● What you are asked to do: Pick out every line holding the string "time" and copy it.
──────── Working data ────────
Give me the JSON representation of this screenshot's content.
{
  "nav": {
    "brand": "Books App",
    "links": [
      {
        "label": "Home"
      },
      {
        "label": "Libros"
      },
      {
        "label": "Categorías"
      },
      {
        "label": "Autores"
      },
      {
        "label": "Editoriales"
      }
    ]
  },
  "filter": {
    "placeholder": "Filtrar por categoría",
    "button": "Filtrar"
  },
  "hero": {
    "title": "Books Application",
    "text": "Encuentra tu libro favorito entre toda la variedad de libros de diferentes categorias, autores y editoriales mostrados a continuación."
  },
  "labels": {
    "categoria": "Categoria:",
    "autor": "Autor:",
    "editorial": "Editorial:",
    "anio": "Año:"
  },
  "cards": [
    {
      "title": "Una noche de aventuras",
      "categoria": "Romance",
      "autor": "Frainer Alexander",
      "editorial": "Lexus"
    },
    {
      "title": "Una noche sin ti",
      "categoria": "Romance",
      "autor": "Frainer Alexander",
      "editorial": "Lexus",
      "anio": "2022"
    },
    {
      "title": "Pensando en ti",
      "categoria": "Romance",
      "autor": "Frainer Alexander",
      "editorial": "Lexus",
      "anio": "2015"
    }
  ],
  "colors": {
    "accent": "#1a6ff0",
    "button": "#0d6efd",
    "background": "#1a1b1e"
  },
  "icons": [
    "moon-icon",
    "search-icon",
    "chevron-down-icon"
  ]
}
────────
──────── Working data ────────
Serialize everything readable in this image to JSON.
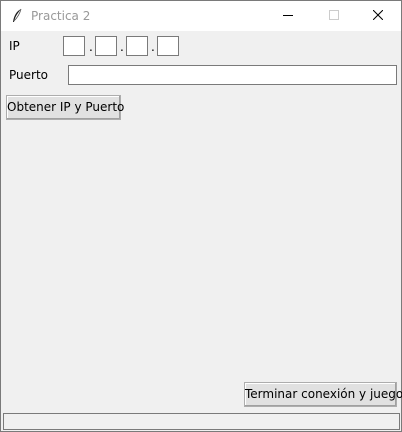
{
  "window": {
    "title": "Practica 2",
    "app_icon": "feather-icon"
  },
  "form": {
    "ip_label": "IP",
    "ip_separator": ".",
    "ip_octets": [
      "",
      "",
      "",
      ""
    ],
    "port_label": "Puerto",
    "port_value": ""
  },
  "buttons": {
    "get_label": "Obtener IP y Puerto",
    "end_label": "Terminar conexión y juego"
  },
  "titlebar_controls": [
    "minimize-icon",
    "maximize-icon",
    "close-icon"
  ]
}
────────
──────── Working data ────────
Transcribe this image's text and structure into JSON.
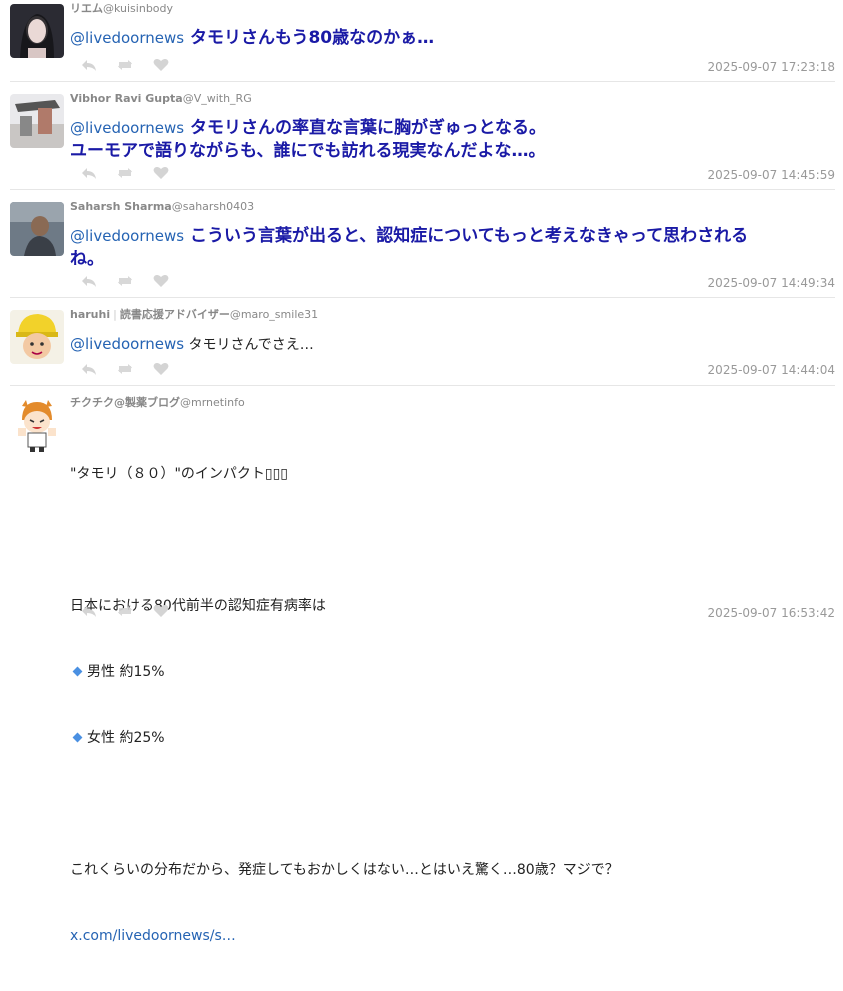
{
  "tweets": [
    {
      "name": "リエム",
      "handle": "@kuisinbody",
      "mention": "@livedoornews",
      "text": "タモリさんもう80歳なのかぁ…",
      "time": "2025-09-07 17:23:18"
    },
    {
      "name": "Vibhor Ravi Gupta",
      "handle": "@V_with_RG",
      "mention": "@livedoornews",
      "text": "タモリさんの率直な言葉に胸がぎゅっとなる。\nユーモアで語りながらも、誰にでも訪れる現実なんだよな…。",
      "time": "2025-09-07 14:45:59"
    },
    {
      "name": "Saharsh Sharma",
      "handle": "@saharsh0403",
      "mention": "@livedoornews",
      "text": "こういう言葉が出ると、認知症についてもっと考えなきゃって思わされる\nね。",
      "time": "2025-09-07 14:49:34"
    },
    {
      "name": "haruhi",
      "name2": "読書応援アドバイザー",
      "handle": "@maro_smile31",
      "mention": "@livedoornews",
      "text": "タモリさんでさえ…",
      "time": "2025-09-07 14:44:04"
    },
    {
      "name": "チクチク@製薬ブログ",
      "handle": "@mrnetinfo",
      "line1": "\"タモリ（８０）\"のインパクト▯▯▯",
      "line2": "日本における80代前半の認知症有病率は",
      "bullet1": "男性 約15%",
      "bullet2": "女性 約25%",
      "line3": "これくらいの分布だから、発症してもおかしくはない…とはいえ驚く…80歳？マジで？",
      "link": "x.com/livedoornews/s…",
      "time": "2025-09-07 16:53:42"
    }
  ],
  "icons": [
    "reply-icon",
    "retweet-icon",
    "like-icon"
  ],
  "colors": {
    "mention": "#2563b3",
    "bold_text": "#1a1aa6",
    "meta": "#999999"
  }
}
────────
● Final result:
      "time": "2025-09-07 17:23:18"
      "time": "2025-09-07 14:45:59"
      "time": "2025-09-07 14:49:34"
      "time": "2025-09-07 14:44:04"
      "time": "2025-09-07 16:53:42"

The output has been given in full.